-- begin INPUT DATA --
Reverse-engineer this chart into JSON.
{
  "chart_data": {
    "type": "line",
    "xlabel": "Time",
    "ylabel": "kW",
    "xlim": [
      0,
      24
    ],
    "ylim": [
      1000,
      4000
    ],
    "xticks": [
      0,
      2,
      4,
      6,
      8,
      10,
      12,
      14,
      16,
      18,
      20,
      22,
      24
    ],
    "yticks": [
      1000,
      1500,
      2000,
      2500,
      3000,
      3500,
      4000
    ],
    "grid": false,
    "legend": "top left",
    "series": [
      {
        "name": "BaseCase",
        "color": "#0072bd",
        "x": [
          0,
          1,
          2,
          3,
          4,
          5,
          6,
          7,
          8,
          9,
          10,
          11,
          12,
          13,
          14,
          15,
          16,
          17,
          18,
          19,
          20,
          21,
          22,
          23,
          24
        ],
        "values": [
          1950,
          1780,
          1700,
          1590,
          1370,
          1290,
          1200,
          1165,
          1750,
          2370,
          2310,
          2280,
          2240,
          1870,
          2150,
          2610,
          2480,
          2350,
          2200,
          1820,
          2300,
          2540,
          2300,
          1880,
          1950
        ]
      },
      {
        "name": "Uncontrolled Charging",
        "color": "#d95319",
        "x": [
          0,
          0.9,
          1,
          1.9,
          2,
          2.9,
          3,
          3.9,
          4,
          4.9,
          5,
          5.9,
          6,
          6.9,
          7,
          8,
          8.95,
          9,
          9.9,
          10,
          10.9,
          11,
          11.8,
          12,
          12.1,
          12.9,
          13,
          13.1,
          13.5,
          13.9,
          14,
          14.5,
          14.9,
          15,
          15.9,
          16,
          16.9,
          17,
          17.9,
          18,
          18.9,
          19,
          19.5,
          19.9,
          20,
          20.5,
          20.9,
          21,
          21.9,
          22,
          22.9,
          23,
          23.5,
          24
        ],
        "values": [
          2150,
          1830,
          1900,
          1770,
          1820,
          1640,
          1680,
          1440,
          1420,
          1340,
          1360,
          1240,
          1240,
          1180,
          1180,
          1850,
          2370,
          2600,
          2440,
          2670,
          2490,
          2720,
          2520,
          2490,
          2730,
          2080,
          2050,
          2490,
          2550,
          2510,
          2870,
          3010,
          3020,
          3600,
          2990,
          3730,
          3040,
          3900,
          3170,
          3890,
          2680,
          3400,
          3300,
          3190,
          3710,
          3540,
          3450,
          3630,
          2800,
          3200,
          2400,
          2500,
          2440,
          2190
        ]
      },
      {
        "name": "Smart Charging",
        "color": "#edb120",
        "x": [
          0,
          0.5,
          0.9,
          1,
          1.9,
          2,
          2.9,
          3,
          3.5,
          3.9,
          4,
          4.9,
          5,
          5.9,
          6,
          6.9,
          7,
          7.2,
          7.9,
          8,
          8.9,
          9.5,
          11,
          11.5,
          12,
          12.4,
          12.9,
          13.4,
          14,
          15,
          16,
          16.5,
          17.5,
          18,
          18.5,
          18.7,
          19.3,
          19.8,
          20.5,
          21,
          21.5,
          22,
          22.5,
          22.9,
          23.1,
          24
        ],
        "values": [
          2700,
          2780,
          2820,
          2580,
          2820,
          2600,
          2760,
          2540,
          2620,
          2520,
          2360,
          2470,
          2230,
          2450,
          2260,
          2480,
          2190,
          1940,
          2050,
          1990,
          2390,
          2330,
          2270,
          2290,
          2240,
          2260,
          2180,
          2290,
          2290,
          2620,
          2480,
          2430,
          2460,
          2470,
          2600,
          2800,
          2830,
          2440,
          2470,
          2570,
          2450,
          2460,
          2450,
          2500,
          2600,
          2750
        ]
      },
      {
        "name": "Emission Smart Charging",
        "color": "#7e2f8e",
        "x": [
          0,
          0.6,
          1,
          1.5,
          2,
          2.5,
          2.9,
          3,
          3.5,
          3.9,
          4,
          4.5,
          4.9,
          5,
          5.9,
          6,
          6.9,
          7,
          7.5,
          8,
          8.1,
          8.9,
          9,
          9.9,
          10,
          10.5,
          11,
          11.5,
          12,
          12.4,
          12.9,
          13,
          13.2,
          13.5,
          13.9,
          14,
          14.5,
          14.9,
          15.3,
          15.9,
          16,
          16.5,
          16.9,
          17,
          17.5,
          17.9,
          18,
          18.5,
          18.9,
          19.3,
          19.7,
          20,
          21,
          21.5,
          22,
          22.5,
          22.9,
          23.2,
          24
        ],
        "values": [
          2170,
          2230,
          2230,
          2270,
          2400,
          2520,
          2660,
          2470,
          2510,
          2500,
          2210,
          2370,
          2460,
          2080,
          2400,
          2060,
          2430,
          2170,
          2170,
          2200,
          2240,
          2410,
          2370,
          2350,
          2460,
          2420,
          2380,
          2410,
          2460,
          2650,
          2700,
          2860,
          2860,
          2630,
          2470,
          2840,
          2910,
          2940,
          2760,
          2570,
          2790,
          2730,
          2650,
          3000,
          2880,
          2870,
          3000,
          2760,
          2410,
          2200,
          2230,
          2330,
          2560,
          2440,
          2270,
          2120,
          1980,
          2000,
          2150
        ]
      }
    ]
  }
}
-- end INPUT DATA --
-- begin INPUT DATA --
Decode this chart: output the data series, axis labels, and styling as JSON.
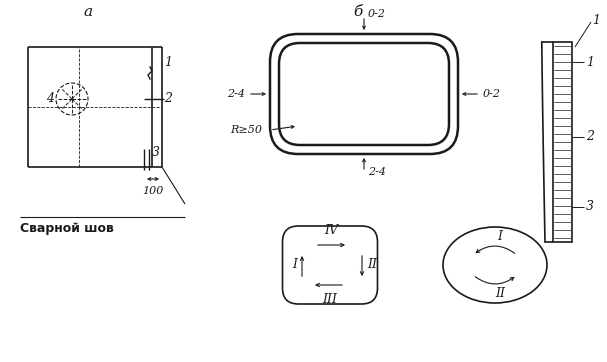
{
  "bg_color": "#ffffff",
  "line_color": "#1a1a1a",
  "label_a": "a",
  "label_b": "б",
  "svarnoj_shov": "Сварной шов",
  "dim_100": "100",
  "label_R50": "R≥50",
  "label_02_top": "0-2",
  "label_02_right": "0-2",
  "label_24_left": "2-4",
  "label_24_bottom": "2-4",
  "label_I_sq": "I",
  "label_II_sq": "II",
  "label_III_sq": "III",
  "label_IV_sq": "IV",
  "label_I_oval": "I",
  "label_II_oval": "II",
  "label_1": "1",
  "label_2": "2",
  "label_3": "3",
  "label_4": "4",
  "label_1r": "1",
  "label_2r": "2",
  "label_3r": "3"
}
-- end INPUT DATA --
EXERCISE GOAL:
State the number of lines in the preceding entries that include the word "JSON". Provide nothing else.

SOLUTION TO THIS TASK:
2